>>>>
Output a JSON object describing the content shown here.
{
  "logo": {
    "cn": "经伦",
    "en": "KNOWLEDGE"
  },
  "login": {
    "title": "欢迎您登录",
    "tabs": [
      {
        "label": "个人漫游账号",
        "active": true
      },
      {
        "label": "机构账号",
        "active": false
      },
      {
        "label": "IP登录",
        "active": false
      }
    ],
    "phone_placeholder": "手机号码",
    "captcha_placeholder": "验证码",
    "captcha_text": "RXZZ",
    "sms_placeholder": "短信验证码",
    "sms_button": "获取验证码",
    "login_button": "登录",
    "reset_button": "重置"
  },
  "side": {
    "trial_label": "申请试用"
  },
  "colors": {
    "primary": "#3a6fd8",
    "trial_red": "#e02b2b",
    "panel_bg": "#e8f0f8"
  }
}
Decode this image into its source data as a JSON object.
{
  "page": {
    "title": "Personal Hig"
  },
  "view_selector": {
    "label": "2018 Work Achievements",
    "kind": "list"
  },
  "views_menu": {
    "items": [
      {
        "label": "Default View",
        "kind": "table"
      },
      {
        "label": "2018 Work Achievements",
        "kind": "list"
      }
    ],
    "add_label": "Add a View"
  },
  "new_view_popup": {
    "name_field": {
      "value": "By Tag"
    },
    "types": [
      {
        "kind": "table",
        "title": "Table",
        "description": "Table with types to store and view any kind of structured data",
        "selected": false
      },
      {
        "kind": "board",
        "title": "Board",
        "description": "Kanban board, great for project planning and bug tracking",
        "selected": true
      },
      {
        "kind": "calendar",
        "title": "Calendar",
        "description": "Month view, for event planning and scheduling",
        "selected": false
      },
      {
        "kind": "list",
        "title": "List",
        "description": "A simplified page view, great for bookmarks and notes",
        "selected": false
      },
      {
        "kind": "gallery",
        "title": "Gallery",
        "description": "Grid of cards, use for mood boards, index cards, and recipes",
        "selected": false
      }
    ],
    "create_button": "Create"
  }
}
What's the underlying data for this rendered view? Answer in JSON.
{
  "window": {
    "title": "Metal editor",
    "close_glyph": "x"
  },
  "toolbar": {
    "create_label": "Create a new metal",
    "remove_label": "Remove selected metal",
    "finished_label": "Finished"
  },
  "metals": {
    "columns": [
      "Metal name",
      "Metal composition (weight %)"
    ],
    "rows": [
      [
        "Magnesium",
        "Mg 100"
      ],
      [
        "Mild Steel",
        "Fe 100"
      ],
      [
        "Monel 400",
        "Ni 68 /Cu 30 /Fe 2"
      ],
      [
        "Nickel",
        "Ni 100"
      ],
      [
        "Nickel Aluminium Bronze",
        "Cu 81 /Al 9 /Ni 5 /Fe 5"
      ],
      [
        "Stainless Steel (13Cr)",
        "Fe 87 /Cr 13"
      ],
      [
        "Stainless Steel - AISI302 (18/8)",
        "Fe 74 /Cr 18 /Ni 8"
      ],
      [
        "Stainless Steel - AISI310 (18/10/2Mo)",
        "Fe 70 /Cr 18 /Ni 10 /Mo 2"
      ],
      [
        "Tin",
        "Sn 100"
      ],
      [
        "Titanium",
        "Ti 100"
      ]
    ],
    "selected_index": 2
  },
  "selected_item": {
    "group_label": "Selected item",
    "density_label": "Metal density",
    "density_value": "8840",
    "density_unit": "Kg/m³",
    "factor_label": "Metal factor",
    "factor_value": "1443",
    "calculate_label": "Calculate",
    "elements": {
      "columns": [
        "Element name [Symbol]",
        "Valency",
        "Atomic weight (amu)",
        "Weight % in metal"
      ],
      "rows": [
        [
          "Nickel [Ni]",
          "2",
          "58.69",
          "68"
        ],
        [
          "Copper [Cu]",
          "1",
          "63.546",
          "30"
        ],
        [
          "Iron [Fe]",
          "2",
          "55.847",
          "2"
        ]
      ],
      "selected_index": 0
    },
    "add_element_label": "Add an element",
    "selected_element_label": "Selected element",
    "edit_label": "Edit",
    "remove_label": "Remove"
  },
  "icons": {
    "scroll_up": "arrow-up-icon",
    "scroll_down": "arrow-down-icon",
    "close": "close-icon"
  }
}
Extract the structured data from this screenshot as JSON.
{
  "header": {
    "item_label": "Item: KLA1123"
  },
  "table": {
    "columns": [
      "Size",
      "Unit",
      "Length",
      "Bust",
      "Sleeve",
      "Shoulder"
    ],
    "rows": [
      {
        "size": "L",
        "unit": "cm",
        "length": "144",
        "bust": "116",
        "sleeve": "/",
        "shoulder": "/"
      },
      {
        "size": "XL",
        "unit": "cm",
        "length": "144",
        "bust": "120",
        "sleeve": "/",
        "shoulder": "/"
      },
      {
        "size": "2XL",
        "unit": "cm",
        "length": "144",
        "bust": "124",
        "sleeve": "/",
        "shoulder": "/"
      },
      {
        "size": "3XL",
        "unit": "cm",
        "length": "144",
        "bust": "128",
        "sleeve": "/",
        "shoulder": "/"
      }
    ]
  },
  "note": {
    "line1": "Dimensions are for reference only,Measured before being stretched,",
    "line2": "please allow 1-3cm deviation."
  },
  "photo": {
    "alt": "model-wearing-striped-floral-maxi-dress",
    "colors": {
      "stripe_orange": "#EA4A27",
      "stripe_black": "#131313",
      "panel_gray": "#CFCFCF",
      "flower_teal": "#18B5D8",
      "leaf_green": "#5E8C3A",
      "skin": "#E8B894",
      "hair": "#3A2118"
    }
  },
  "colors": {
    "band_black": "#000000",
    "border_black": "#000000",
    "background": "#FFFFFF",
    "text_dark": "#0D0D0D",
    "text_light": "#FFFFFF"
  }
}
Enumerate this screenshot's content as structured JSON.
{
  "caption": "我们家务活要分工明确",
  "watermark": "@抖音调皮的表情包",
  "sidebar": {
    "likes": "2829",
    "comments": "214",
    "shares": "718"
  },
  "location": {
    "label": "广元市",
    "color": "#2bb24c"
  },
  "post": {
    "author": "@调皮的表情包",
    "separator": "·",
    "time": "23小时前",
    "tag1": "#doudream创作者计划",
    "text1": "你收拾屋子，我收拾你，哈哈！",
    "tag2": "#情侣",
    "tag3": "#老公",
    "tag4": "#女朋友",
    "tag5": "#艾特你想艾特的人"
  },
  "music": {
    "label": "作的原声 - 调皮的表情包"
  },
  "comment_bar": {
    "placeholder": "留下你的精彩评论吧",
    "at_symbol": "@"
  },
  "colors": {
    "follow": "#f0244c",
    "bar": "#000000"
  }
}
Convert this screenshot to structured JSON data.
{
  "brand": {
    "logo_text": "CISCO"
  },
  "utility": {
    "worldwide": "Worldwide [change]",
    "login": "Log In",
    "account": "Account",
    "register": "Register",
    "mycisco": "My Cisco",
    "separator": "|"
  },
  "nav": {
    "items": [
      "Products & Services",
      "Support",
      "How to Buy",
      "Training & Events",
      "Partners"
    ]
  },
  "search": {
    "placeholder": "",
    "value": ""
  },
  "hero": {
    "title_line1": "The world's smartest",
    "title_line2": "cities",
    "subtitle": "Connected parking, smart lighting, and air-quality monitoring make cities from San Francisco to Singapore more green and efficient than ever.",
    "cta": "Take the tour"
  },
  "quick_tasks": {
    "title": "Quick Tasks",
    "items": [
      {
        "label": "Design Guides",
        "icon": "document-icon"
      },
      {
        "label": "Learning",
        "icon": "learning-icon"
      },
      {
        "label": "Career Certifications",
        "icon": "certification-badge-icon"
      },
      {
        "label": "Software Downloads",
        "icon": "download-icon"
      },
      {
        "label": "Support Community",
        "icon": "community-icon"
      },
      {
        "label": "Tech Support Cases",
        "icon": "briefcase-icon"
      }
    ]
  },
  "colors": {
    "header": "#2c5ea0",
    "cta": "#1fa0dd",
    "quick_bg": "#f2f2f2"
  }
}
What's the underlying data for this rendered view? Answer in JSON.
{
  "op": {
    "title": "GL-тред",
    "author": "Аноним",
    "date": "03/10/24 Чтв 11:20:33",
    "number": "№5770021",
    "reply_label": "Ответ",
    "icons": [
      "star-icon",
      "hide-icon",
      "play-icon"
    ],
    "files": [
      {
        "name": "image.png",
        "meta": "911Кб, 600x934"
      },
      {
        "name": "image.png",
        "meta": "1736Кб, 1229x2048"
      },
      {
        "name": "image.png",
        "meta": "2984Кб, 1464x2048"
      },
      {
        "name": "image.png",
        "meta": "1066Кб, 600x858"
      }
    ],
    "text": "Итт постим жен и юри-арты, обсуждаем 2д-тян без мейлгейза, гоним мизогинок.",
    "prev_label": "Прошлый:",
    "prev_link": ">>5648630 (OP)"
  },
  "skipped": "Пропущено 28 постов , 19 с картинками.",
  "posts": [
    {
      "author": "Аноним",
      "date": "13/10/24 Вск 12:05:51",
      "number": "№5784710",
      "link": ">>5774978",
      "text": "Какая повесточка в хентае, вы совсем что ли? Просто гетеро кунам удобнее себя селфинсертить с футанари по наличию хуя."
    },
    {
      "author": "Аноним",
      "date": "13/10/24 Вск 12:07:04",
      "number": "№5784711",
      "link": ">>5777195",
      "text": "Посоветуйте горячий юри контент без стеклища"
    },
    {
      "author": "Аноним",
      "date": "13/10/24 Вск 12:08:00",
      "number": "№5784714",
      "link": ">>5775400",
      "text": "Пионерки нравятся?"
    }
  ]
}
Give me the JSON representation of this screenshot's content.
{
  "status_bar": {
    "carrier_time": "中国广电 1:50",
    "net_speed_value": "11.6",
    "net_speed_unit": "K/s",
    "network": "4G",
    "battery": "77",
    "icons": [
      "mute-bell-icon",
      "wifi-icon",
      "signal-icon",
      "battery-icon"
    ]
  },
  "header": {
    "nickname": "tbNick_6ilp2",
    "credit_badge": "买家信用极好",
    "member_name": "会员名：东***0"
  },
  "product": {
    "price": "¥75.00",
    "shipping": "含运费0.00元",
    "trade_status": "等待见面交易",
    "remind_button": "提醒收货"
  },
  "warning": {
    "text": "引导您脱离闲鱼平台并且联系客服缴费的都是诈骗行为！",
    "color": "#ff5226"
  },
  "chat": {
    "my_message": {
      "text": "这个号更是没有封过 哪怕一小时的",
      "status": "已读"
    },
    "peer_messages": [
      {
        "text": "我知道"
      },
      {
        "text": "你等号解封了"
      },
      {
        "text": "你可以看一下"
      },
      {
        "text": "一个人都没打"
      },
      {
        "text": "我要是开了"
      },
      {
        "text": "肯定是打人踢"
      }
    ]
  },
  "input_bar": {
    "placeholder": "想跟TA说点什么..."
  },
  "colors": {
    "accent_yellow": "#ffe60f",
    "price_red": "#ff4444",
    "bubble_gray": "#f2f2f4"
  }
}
<<<<
# PROBLEM TO SOLVE:
Count how many lines of the data include the word "cities". Your reply should be that number alone.

# FINAL ANSWER:
2